▶ [本文抜粋]:

------------------------------------------------------------------------

自ら道を切り開く 皮革製品の開拓者

株式会社 レザーデベロップメント

両親の営む梶谷商事株式会社でベルトの製造販売に携わったことをきっかけに独立し、株式会社レザーデベロップメントを設立。独学でものづくりを学びながらオリジナルの革小物ブランド「VARCO(ヴァーコ)」を立ち上げる。全国の専門店やセレクトショップへ商品を展開。

革製品製造・販売
Leather Development Co., Ltd

株式会社 レザーデベロップメント

住所
〒136-0073 江東区北砂1-12-2
tel
03-3647-5408
fax
03-3647-5437
代表
梶谷 明宏
URL
http://www.varco.jp

革と木、素人だからできた異素材の掛け算

レザーデベロップメントの革小物ブランド「VARCO」は都内の商業施設に自社運営の店舗を展開している。主力の商品は、木素材と革を合わせた財布や鞄。紙や布でなく「木」、今までに無い革とのコラボレーションのハードルは高かった。粗い扱いをすれば割れてしまい、耐久性や強度の懸念があった。とはいえ、硬くすればお客様の使いやすさが損なわれてしまう。ファッション雑貨としては機能性だけでなくデザイン性も重要な要素。ただ「木で革小物を作りました」では見向きもされない。

試行錯誤の末、新商品を開発。雑貨の見本市「ギフトショー」へ出展したところ、人気文具店から即座に取引の名乗りが挙がった。ものづくりをはじめて10年目、独学で始めた革製品の開発がようやく実を結んだ。「経験があったら革と木を合わせることをやっていなかったかも、素人だからできた」と梶谷社長は語る。

------------------------------------------------------------------------

▶ [抽出データ]:
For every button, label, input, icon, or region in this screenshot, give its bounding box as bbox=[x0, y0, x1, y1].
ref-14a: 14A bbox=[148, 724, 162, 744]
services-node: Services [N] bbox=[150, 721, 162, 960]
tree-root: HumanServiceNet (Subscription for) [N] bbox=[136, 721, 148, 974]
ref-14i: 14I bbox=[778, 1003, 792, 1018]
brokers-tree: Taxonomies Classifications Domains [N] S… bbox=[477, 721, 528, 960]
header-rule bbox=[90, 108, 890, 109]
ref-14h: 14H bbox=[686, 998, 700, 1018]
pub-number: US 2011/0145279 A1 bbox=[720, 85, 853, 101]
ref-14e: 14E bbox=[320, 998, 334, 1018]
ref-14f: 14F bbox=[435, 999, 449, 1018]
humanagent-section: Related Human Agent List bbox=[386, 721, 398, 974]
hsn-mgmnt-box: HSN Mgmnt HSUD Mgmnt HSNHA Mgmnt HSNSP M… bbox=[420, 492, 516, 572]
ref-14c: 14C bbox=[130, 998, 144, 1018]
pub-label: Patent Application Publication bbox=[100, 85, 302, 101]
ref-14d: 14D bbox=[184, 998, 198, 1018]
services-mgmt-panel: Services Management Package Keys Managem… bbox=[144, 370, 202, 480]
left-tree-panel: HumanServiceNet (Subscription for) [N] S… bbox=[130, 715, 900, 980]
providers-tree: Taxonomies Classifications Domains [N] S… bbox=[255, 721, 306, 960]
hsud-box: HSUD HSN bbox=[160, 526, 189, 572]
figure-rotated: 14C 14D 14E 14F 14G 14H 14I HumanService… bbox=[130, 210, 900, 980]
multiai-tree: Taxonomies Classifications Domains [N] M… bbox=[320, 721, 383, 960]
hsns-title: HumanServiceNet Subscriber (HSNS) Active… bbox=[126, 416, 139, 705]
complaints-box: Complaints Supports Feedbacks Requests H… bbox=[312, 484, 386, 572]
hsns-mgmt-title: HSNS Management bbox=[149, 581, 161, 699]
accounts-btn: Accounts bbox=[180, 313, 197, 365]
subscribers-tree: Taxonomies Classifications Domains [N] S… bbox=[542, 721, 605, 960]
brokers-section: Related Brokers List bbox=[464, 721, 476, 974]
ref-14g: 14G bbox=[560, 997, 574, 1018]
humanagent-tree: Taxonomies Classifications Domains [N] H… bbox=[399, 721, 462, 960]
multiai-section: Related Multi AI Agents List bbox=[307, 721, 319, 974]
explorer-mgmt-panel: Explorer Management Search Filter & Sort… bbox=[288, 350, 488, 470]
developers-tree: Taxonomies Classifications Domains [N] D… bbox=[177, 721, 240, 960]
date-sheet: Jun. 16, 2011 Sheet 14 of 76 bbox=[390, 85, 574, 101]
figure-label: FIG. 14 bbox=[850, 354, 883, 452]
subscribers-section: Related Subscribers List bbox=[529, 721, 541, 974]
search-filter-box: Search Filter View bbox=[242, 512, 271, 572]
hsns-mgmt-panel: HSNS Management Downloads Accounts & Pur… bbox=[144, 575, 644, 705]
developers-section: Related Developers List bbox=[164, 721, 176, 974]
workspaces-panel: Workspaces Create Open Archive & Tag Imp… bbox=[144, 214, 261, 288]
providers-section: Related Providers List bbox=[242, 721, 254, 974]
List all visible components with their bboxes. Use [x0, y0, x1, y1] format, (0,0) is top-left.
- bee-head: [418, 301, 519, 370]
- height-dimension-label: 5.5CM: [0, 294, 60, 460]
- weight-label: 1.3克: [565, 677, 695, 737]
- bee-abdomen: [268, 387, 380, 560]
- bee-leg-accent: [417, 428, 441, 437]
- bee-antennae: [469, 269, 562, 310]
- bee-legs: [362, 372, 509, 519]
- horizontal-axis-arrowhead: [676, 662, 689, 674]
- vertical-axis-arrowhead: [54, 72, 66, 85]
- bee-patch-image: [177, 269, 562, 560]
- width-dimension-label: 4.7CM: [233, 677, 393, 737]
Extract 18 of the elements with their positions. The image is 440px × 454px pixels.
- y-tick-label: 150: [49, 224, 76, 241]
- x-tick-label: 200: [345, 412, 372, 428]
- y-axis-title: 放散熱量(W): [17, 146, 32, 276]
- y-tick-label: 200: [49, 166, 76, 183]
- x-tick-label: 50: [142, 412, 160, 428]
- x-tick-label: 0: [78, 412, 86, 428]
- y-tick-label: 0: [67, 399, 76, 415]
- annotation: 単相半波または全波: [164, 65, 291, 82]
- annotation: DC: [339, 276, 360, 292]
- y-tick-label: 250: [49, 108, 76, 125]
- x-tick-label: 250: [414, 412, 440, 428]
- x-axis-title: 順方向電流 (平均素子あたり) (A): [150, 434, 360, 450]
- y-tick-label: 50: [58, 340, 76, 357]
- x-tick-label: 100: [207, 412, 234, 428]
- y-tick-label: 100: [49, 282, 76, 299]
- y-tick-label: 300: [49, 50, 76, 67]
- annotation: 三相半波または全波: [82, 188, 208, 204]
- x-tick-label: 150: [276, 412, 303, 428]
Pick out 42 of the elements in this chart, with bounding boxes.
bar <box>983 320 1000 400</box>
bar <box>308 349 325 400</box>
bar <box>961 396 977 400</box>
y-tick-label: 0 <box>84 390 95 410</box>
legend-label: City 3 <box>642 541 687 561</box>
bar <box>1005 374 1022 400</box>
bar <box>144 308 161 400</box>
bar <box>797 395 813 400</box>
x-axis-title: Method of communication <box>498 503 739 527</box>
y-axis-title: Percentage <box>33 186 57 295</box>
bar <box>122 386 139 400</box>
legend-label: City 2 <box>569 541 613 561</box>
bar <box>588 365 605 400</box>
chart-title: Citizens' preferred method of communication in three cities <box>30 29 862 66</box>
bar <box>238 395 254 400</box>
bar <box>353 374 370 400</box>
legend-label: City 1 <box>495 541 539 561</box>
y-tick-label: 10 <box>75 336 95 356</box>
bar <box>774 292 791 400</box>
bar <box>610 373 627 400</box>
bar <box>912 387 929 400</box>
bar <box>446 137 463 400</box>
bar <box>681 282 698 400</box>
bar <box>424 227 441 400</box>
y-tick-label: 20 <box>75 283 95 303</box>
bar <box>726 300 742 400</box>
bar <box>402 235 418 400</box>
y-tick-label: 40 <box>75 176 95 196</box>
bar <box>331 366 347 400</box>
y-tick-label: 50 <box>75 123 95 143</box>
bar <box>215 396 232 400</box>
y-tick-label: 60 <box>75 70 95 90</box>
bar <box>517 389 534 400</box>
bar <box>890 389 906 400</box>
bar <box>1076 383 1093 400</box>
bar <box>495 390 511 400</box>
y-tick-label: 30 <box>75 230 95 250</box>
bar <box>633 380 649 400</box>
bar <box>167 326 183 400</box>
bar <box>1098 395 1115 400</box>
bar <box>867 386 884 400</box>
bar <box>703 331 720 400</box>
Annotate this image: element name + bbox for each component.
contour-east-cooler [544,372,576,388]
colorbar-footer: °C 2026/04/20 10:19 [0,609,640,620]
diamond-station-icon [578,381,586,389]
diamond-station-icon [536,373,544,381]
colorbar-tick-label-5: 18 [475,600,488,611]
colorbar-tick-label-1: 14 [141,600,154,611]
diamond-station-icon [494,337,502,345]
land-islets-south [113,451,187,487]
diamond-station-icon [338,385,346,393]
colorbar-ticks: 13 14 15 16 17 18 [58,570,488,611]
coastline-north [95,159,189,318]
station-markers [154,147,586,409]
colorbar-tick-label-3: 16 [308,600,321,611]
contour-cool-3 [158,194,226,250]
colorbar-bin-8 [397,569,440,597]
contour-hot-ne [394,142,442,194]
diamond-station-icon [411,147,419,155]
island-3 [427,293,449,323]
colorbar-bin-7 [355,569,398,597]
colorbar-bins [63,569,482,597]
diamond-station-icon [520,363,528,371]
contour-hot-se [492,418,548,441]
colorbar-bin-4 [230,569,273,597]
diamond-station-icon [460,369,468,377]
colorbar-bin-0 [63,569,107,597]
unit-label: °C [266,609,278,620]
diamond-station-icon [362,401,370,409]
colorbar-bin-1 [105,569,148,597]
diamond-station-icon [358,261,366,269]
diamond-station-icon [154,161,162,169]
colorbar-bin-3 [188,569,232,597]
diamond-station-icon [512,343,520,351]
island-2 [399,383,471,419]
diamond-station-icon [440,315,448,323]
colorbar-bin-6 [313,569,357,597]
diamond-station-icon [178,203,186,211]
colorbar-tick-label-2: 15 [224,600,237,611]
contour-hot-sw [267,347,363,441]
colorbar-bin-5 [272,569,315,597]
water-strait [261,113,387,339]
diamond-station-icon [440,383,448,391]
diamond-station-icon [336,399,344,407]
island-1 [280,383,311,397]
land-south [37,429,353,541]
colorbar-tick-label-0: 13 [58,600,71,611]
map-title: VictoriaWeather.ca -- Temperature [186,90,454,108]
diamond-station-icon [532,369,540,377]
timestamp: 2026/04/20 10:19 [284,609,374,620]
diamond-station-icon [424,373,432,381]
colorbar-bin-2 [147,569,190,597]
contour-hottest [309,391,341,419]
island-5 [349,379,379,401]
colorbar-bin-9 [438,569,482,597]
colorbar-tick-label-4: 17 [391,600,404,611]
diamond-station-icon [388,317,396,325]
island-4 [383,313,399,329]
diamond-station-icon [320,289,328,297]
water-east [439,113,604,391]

------------------------------------------------------------------------

▶ [作業内容]:
a) レザーデベロップメントの紹介文について、次の問いに答えてください。
(i) 独立のきっかけとなったのは、どの会社で何に携わったことですか。
(ii) 「ギフトショー」へ出展した際、取引の名乗りを挙げたのはどこですか。
(iii) 株式会社レザーデベロップメントの代表者は誰ですか。
b) レザーデベロップメントの紹介文を、「と梶谷社長は語る。」の後から書き進めてください。

▶ [解答]:
a)
(i) 両親の営む梶谷商事株式会社で、ベルトの製造販売に携わったことです。
(ii) 人気文具店です。
(iii) 梶谷 明宏です。

b)
出来て終わりじゃない、妥協せず工夫を重ねる

仕入れの革の色味に納得がいかず、すでに販売していた商品たちを一旦回収したことがある。他の素材を仕入れるのではなく、落ち着きのある色味に自ら染め直して再び販売した。結果、今までよりも売れる人気商品となった。妥協せず工夫を重ねて、良いと思えるものをつくる。それをレザーデベロップメントは何よりも大切にしている。

家を改築した小さな2棟の工房を行き来して、20〜30代を中心にした若いスタッフたちが商品を製造している。流行りのグラデーションには、プラモデルの着色に使われるエアブラシが活躍。染め上がった革はフェルトでこすり、しっとりとした肌なじみの良さをつける。思いもよらぬ道具や作業のひと手間は同業者に驚かれることもあるが、セオリーや伝統に捉われず、自分たちが納得するクオリティを追究し続けている。

大学時代に父を亡くし、母が継いだ家業を手伝う形で革製品の業界に足を踏み入れた梶谷社長。「つくりを知らないものを売ることはできない」と営業トークのために革ベルトを作り始めた。ものづくりは未知の領域だったが、夜な夜な試行錯誤して作り上げた自信作がバイヤーの目に留まったとき、「つくるって楽しい」と感動した。あの高揚感がレザーデベロップメントの原動力。ものづくりを楽しみながら、お客様が喜ぶ商品をこれからも作っていく。